-- Opening Marker --

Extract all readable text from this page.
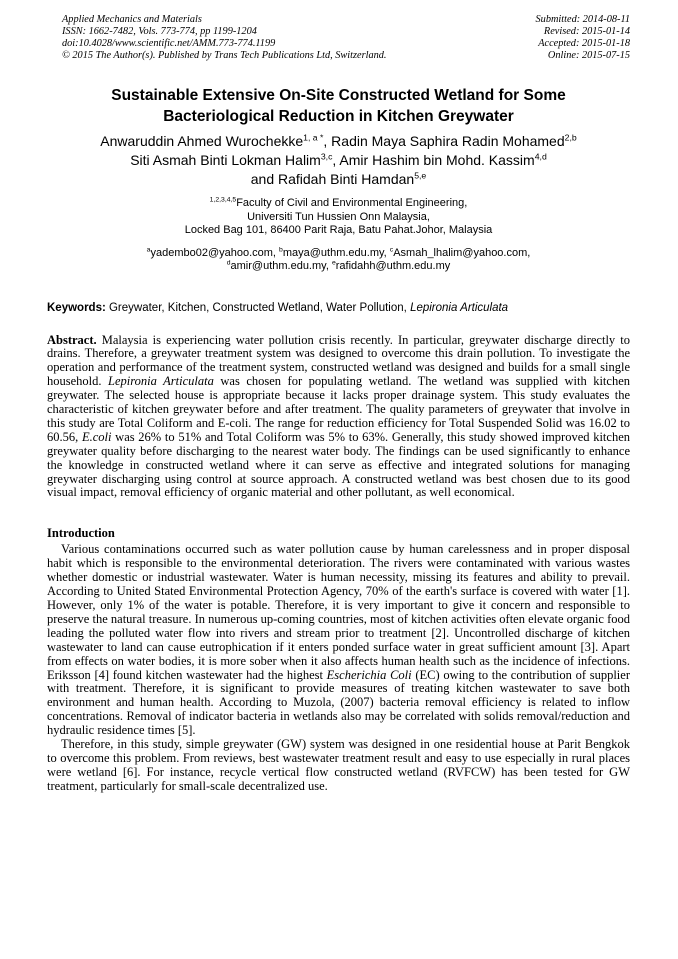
Applied Mechanics and Materials
ISSN: 1662-7482, Vols. 773-774, pp 1199-1204
doi:10.4028/www.scientific.net/AMM.773-774.1199
© 2015 The Author(s). Published by Trans Tech Publications Ltd, Switzerland.
Submitted: 2014-08-11
Revised: 2015-01-14
Accepted: 2015-01-18
Online: 2015-07-15
Sustainable Extensive On-Site Constructed Wetland for Some Bacteriological Reduction in Kitchen Greywater
Anwaruddin Ahmed Wurochekke$^{1, a *}$, Radin Maya Saphira Radin Mohamed$^{2,b}$
Siti Asmah Binti Lokman Halim$^{3,c}$, Amir Hashim bin Mohd. Kassim$^{4,d}$
and Rafidah Binti Hamdan$^{5,e}$
$^{1,2,3,4,5}$Faculty of Civil and Environmental Engineering,
Universiti Tun Hussien Onn Malaysia,
Locked Bag 101, 86400 Parit Raja, Batu Pahat.Johor, Malaysia
$^a$yadembo02@yahoo.com, $^b$maya@uthm.edu.my, $^c$Asmah_lhalim@yahoo.com,
$^d$amir@uthm.edu.my, $^e$rafidahh@uthm.edu.my

Keywords: Greywater, Kitchen, Constructed Wetland, Water Pollution, Lepironia Articulata

Abstract. Malaysia is experiencing water pollution crisis recently. In particular, greywater discharge directly to drains. Therefore, a greywater treatment system was designed to overcome this drain pollution. To investigate the operation and performance of the treatment system, constructed wetland was designed and builds for a small single household. Lepironia Articulata was chosen for populating wetland. The wetland was supplied with kitchen greywater. The selected house is appropriate because it lacks proper drainage system. This study evaluates the characteristic of kitchen greywater before and after treatment. The quality parameters of greywater that involve in this study are Total Coliform and E-coli. The range for reduction efficiency for Total Suspended Solid was 16.02 to 60.56, E.coli was 26% to 51% and Total Coliform was 5% to 63%. Generally, this study showed improved kitchen greywater quality before discharging to the nearest water body. The findings can be used significantly to enhance the knowledge in constructed wetland where it can serve as effective and integrated solutions for managing greywater discharging using control at source approach. A constructed wetland was best chosen due to its good visual impact, removal efficiency of organic material and other pollutant, as well economical.

Introduction

Various contaminations occurred such as water pollution cause by human carelessness and in proper disposal habit which is responsible to the environmental deterioration. The rivers were contaminated with various wastes whether domestic or industrial wastewater. Water is human necessity, missing its features and ability to prevail. According to United Stated Environmental Protection Agency, 70% of the earth's surface is covered with water [1]. However, only 1% of the water is potable. Therefore, it is very important to give it concern and responsible to preserve the natural treasure. In numerous up-coming countries, most of kitchen activities often elevate organic food leading the polluted water flow into rivers and stream prior to treatment [2]. Uncontrolled discharge of kitchen wastewater to land can cause eutrophication if it enters ponded surface water in great sufficient amount [3]. Apart from effects on water bodies, it is more sober when it also affects human health such as the incidence of infections. Eriksson [4] found kitchen wastewater had the highest Escherichia Coli (EC) owing to the contribution of supplier with treatment. Therefore, it is significant to provide measures of treating kitchen wastewater to save both environment and human health. According to Muzola, (2007) bacteria removal efficiency is related to inflow concentrations. Removal of indicator bacteria in wetlands also may be correlated with solids removal/reduction and hydraulic residence times [5].

Therefore, in this study, simple greywater (GW) system was designed in one residential house at Parit Bengkok to overcome this problem. From reviews, best wastewater treatment result and easy to use especially in rural places were wetland [6]. For instance, recycle vertical flow constructed wetland (RVFCW) has been tested for GW treatment, particularly for small-scale decentralized use.
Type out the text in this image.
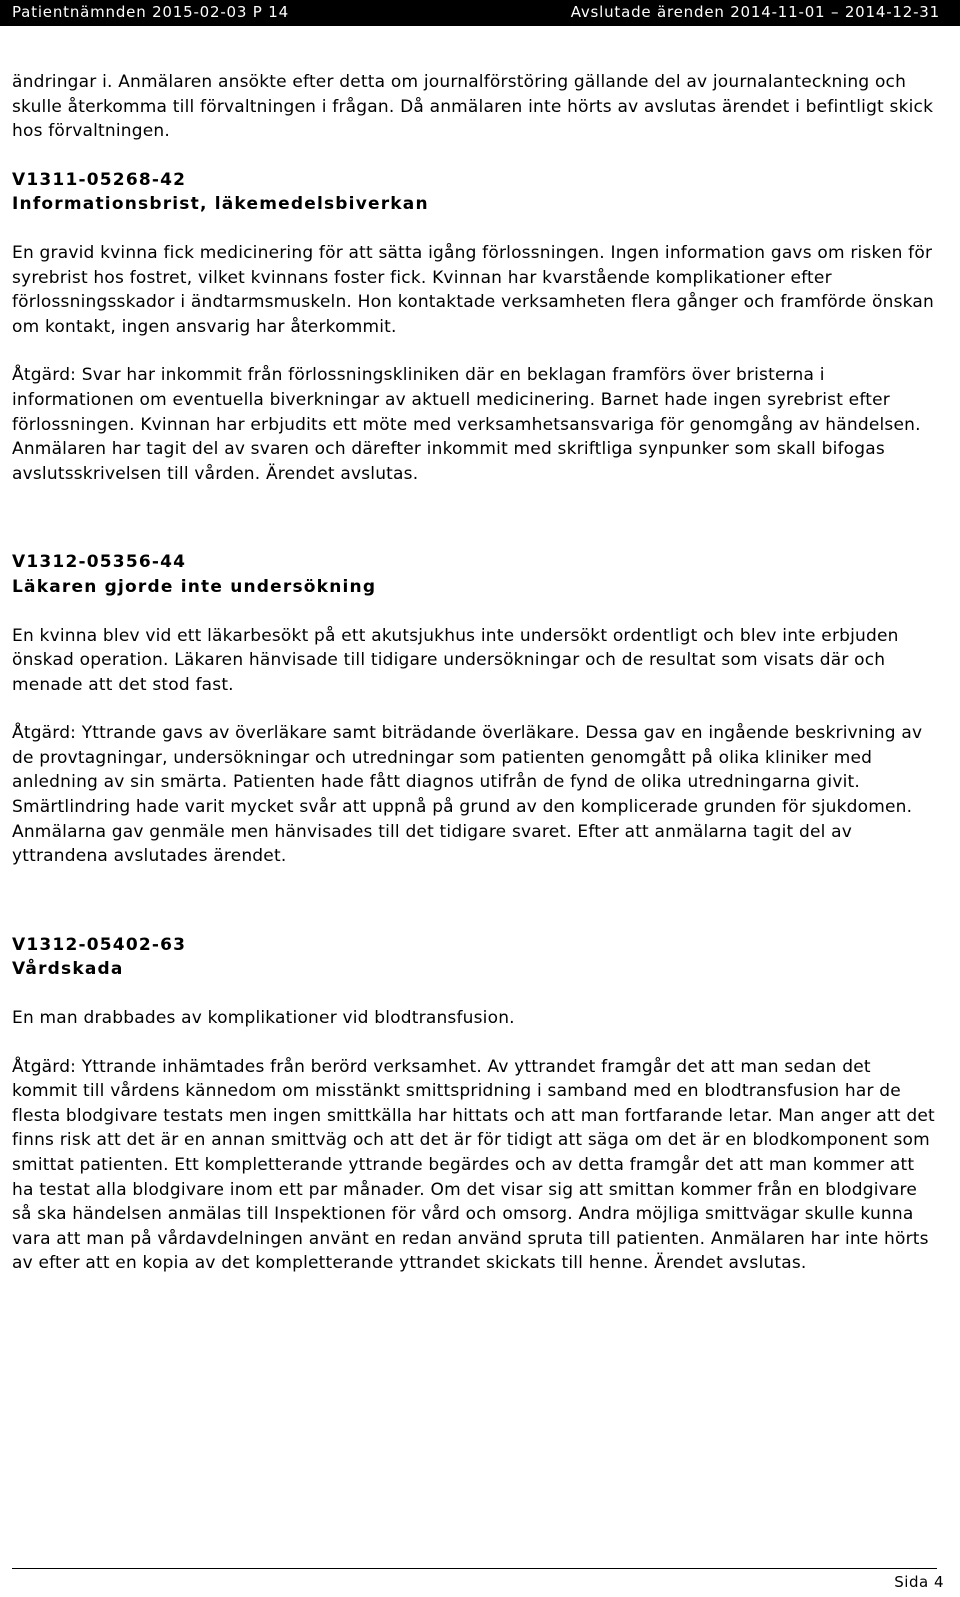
Patientnämnden 2015-02-03 P 14	Avslutade ärenden 2014-11-01 – 2014-12-31

ändringar i. Anmälaren ansökte efter detta om journalförstöring gällande del av journalanteckning och skulle återkomma till förvaltningen i frågan. Då anmälaren inte hörts av avslutas ärendet i befintligt skick hos förvaltningen.

V1311-05268-42

Informationsbrist, läkemedelsbiverkan

En gravid kvinna fick medicinering för att sätta igång förlossningen. Ingen information gavs om risken för syrebrist hos fostret, vilket kvinnans foster fick. Kvinnan har kvarstående komplikationer efter förlossningsskador i ändtarmsmuskeln. Hon kontaktade verksamheten flera gånger och framförde önskan om kontakt, ingen ansvarig har återkommit.

Åtgärd: Svar har inkommit från förlossningskliniken där en beklagan framförs över bristerna i informationen om eventuella biverkningar av aktuell medicinering. Barnet hade ingen syrebrist efter förlossningen. Kvinnan har erbjudits ett möte med verksamhetsansvariga för genomgång av händelsen. Anmälaren har tagit del av svaren och därefter inkommit med skriftliga synpunker som skall bifogas avslutsskrivelsen till vården. Ärendet avslutas.

V1312-05356-44

Läkaren gjorde inte undersökning

En kvinna blev vid ett läkarbesökt på ett akutsjukhus inte undersökt ordentligt och blev inte erbjuden önskad operation. Läkaren hänvisade till tidigare undersökningar och de resultat som visats där och menade att det stod fast.

Åtgärd: Yttrande gavs av överläkare samt biträdande överläkare. Dessa gav en ingående beskrivning av de provtagningar, undersökningar och utredningar som patienten genomgått på olika kliniker med anledning av sin smärta. Patienten hade fått diagnos utifrån de fynd de olika utredningarna givit. Smärtlindring hade varit mycket svår att uppnå på grund av den komplicerade grunden för sjukdomen. Anmälarna gav genmäle men hänvisades till det tidigare svaret. Efter att anmälarna tagit del av yttrandena avslutades ärendet.

V1312-05402-63

Vårdskada

En man drabbades av komplikationer vid blodtransfusion.

Åtgärd: Yttrande inhämtades från berörd verksamhet. Av yttrandet framgår det att man sedan det kommit till vårdens kännedom om misstänkt smittspridning i samband med en blodtransfusion har de flesta blodgivare testats men ingen smittkälla har hittats och att man fortfarande letar. Man anger att det finns risk att det är en annan smittväg och att det är för tidigt att säga om det är en blodkomponent som smittat patienten. Ett kompletterande yttrande begärdes och av detta framgår det att man kommer att ha testat alla blodgivare inom ett par månader. Om det visar sig att smittan kommer från en blodgivare så ska händelsen anmälas till Inspektionen för vård och omsorg. Andra möjliga smittvägar skulle kunna vara att man på vårdavdelningen använt en redan använd spruta till patienten. Anmälaren har inte hörts av efter att en kopia av det kompletterande yttrandet skickats till henne. Ärendet avslutas.

Sida 4
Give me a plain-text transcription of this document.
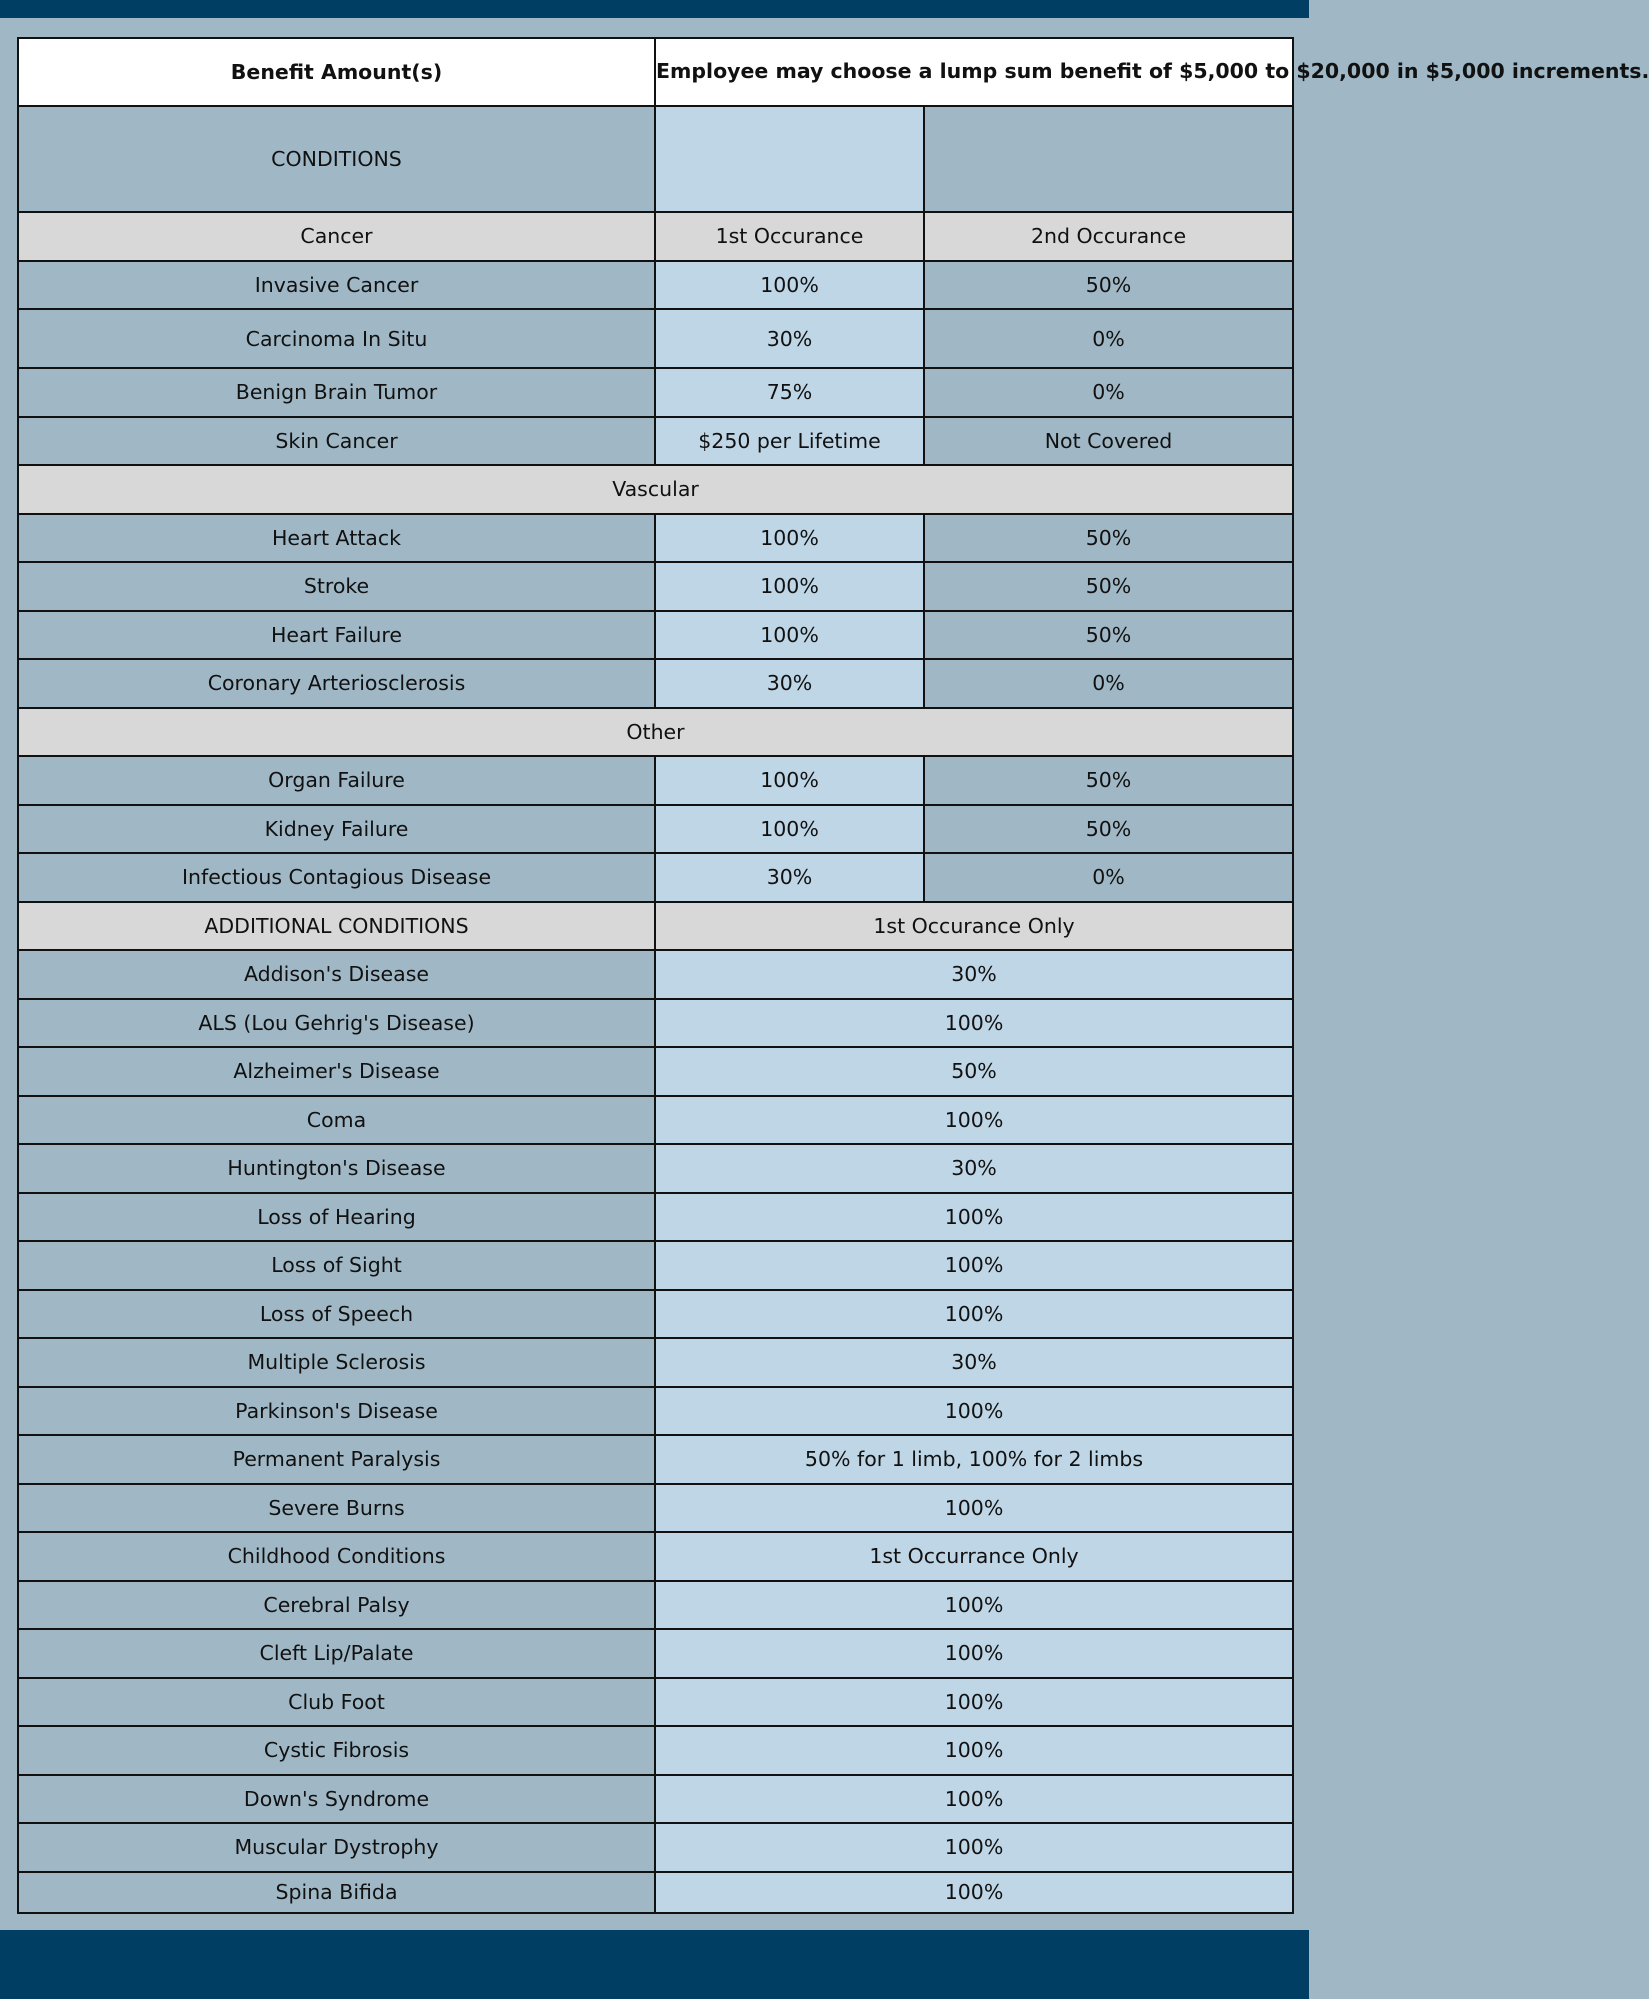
Benefit Amount(s)	Employee may choose a lump sum benefit of $5,000 to $20,000 in $5,000 increments.	
CONDITIONS		
Cancer	1st Occurance	2nd Occurance
Invasive Cancer	100%	50%
Carcinoma In Situ	30%	0%
Benign Brain Tumor	75%	0%
Skin Cancer	$250 per Lifetime	Not Covered
Vascular		
Heart Attack	100%	50%
Stroke	100%	50%
Heart Failure	100%	50%
Coronary Arteriosclerosis	30%	0%
Other		
Organ Failure	100%	50%
Kidney Failure	100%	50%
Infectious Contagious Disease	30%	0%
ADDITIONAL CONDITIONS	1st Occurance Only	
Addison's Disease	30%	
ALS (Lou Gehrig's Disease)	100%	
Alzheimer's Disease	50%	
Coma	100%	
Huntington's Disease	30%	
Loss of Hearing	100%	
Loss of Sight	100%	
Loss of Speech	100%	
Multiple Sclerosis	30%	
Parkinson's Disease	100%	
Permanent Paralysis	50% for 1 limb, 100% for 2 limbs	
Severe Burns	100%	
Childhood Conditions	1st Occurrance Only	
Cerebral Palsy	100%	
Cleft Lip/Palate	100%	
Club Foot	100%	
Cystic Fibrosis	100%	
Down's Syndrome	100%	
Muscular Dystrophy	100%	
Spina Bifida	100%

-- Closing Marker --

Tell me how many lines of the records include the word "Läkaren", and say nothing else.

**Solution for this exercise:** 2